**THE EXERCISE**:
Make an exact copy of all the records.
-- START SUPPLIED ENTRIES --
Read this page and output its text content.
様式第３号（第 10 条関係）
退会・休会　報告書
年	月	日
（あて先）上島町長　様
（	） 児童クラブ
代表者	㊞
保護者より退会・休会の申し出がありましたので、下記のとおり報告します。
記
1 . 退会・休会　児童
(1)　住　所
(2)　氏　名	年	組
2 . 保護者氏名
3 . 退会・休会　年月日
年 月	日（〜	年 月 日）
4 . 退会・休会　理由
-- END SUPPLIED ENTRIES --
**WORKED ANSWER**:
Read this page and output its text content.
様式第３号（第 10 条関係）
退会・休会　報告書
年	月	日
（あて先）上島町長　様
（	） 児童クラブ
代表者	㊞
保護者より退会・休会の申し出がありましたので、下記のとおり報告します。
記
1 . 退会・休会　児童
(1)　住　所
(2)　氏　名	年	組
2 . 保護者氏名
3 . 退会・休会　年月日
年 月	日（〜	年 月 日）
4 . 退会・休会　理由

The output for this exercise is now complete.